§ **Work to be completed**
Locate and copy each line in the data that contains the word "ovocný".

::::::::

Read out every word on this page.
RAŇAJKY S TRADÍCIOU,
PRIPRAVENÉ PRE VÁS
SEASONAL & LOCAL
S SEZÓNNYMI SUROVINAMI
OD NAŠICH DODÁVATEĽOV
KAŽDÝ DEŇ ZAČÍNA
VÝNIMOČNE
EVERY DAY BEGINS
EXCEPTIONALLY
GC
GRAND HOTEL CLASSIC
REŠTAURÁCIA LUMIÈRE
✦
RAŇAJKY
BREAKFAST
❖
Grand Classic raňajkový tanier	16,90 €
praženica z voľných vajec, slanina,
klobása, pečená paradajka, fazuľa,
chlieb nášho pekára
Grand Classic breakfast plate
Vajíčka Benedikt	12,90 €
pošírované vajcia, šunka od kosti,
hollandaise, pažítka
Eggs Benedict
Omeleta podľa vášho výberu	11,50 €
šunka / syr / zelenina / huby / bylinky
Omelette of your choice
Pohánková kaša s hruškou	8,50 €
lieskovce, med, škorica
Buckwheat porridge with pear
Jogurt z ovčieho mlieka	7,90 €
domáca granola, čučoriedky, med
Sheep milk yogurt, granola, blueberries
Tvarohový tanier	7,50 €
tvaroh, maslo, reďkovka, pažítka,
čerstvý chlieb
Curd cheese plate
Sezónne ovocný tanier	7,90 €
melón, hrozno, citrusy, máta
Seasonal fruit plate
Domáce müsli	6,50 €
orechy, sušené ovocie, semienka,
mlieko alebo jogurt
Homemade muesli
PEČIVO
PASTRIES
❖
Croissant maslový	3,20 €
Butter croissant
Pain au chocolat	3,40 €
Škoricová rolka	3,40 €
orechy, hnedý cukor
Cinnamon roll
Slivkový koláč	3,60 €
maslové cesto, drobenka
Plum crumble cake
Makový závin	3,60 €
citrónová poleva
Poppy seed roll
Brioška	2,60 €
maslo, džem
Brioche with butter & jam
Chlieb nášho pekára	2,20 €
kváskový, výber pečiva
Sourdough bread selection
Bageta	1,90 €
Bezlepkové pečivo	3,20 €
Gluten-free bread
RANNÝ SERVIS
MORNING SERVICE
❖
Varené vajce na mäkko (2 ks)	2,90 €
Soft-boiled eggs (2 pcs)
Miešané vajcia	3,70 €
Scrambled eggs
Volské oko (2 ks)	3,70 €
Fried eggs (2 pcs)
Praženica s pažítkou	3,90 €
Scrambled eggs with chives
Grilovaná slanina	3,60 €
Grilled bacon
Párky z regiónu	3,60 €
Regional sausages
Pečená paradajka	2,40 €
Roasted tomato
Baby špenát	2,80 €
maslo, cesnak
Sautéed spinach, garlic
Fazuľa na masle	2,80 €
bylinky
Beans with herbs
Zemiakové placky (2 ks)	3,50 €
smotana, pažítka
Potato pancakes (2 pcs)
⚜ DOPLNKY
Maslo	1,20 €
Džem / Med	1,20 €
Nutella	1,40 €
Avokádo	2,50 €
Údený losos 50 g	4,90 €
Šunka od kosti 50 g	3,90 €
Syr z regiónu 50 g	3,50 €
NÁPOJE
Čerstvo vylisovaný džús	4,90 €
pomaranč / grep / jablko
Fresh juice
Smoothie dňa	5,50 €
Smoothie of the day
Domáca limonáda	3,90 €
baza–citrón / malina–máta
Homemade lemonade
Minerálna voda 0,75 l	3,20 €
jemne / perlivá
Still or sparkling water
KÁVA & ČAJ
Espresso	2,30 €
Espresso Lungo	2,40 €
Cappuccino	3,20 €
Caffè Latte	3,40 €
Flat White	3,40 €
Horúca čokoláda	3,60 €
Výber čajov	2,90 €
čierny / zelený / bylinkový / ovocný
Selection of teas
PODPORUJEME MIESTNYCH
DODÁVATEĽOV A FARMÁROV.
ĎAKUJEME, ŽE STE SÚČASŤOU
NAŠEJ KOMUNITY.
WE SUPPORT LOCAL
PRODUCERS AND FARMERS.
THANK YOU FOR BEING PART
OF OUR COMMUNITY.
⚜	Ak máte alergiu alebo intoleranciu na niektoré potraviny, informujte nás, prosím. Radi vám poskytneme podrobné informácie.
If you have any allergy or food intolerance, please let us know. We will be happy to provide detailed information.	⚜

::::::::

§ **Final result**
Sezónne ovocný tanier	7,90 €
čierny / zelený / bylinkový / ovocný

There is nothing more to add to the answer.